Pull every line containing "makes" out of the material below.

-- begin --

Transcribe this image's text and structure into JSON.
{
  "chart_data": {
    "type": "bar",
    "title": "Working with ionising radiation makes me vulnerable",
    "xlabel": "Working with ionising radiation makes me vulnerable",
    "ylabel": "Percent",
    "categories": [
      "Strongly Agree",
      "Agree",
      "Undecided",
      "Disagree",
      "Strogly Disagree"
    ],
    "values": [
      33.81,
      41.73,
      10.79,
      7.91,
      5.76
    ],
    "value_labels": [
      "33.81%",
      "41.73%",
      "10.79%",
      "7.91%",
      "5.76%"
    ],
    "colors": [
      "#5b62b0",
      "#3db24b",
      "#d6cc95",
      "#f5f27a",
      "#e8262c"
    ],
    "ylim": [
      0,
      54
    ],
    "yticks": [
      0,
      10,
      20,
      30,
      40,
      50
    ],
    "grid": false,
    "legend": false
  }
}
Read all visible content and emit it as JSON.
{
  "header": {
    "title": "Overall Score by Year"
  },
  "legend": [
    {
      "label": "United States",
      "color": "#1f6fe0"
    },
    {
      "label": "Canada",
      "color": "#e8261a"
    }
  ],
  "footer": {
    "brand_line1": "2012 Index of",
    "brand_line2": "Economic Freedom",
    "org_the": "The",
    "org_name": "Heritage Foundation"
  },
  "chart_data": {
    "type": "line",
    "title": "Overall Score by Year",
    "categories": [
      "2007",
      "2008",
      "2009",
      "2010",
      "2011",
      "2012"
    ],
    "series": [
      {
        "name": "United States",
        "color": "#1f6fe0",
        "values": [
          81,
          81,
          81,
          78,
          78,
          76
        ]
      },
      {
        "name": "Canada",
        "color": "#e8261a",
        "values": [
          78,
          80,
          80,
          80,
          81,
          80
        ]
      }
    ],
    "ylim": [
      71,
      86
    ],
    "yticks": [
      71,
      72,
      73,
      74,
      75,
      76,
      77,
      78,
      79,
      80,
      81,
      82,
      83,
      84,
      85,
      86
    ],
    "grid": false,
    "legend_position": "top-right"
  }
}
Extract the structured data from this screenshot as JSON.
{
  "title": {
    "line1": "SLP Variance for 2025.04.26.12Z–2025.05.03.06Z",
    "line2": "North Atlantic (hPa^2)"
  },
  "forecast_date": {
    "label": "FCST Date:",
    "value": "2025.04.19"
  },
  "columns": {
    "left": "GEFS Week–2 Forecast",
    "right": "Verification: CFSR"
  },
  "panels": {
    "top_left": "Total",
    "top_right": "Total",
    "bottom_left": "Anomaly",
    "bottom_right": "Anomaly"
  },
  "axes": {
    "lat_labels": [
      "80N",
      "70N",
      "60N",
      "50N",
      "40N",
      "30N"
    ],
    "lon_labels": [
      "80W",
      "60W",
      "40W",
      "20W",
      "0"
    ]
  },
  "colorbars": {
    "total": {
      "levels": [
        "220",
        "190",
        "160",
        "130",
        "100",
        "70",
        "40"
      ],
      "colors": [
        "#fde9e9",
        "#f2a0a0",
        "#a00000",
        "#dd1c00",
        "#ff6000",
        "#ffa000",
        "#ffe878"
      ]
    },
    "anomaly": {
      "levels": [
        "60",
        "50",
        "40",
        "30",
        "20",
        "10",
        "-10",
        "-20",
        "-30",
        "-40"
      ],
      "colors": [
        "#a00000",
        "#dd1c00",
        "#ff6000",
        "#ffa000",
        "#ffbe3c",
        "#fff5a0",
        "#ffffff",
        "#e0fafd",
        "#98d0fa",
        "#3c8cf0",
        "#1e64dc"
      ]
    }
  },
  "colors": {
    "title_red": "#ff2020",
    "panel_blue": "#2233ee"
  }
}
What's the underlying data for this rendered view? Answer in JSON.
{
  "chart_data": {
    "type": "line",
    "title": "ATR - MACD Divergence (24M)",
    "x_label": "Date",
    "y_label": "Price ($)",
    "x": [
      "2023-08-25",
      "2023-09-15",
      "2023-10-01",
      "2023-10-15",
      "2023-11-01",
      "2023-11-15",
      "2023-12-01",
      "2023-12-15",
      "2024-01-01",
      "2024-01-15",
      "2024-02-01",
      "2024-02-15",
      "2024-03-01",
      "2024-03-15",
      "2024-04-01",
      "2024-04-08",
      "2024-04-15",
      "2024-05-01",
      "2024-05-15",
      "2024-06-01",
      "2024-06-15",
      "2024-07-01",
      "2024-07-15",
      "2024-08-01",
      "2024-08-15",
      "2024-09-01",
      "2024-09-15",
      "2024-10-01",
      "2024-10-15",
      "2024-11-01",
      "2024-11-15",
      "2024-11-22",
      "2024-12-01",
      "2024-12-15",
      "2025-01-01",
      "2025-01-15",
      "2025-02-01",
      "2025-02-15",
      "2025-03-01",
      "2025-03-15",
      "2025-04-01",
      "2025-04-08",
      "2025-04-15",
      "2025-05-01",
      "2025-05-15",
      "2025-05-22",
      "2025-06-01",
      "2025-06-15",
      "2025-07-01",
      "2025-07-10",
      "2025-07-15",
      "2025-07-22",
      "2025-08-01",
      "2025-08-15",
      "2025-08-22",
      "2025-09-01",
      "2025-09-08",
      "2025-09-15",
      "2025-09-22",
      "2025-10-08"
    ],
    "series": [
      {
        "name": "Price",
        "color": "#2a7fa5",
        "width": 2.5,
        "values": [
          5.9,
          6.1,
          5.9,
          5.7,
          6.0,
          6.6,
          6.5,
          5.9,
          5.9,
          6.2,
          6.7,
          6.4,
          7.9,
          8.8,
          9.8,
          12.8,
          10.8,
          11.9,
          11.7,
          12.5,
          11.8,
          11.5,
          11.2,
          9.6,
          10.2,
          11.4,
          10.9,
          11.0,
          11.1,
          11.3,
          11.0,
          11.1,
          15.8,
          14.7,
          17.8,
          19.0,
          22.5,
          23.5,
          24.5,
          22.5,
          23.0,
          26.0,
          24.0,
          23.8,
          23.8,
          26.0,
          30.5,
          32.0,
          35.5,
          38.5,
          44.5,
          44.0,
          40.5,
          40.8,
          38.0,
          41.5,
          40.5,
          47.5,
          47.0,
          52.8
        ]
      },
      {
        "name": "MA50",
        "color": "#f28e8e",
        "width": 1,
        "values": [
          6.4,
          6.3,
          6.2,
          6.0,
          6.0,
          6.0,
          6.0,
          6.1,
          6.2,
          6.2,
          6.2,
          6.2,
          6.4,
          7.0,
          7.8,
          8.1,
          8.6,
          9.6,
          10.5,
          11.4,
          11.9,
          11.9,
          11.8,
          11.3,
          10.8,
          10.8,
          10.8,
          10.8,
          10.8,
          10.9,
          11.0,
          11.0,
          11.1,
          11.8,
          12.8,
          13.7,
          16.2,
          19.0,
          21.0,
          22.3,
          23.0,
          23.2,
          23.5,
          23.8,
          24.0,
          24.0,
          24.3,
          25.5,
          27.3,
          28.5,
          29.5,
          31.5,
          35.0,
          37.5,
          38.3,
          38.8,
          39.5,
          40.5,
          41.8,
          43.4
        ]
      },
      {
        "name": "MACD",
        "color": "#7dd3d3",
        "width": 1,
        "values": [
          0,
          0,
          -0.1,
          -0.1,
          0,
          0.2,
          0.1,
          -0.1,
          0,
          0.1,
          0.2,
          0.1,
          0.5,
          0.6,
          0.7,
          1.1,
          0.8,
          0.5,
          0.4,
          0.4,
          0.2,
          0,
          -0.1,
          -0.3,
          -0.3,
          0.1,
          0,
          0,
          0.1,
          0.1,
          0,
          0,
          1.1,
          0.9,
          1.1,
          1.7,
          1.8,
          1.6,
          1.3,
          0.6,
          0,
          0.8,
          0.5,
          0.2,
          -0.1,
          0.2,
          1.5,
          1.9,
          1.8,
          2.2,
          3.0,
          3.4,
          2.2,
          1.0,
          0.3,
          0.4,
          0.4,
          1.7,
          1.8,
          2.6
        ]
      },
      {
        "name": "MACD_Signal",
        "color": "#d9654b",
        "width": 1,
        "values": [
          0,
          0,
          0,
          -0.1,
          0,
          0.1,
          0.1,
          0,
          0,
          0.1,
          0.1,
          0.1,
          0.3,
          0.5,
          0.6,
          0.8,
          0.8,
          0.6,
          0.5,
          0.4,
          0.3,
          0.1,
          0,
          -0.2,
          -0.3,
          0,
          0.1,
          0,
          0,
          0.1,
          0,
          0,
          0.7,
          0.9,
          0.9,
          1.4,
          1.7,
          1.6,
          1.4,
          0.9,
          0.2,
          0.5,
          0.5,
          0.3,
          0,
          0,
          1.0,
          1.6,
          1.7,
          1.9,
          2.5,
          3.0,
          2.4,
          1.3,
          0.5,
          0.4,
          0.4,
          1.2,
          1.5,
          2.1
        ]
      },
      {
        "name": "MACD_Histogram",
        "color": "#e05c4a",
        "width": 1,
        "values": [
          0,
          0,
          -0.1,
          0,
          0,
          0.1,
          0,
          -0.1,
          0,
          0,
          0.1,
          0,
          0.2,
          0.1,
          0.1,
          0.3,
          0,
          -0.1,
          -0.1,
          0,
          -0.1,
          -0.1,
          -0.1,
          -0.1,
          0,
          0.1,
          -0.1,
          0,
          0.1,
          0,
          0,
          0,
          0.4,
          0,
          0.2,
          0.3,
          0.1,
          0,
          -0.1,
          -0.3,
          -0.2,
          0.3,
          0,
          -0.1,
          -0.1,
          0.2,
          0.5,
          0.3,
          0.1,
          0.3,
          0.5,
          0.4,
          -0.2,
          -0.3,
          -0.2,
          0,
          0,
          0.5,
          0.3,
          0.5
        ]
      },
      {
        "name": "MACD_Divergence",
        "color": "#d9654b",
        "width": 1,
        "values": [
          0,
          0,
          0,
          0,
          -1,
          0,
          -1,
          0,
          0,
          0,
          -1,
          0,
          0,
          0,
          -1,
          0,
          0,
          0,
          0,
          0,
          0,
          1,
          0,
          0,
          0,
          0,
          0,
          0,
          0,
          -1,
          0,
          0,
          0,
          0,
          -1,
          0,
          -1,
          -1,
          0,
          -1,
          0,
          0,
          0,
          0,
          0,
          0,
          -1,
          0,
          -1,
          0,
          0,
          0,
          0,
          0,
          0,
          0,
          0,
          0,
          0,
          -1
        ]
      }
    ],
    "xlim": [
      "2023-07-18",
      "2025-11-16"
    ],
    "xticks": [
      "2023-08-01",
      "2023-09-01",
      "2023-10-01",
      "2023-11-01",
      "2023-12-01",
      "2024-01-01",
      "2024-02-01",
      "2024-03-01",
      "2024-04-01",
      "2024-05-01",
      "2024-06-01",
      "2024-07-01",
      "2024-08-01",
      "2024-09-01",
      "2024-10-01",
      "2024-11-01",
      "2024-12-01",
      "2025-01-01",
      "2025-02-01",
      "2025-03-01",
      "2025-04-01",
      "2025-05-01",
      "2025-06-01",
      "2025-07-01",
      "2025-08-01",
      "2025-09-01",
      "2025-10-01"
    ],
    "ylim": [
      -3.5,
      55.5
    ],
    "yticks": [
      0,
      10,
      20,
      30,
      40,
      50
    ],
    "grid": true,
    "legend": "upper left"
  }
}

-- end --

Correct response -
    "title": "Working with ionising radiation makes me vulnerable",
    "xlabel": "Working with ionising radiation makes me vulnerable",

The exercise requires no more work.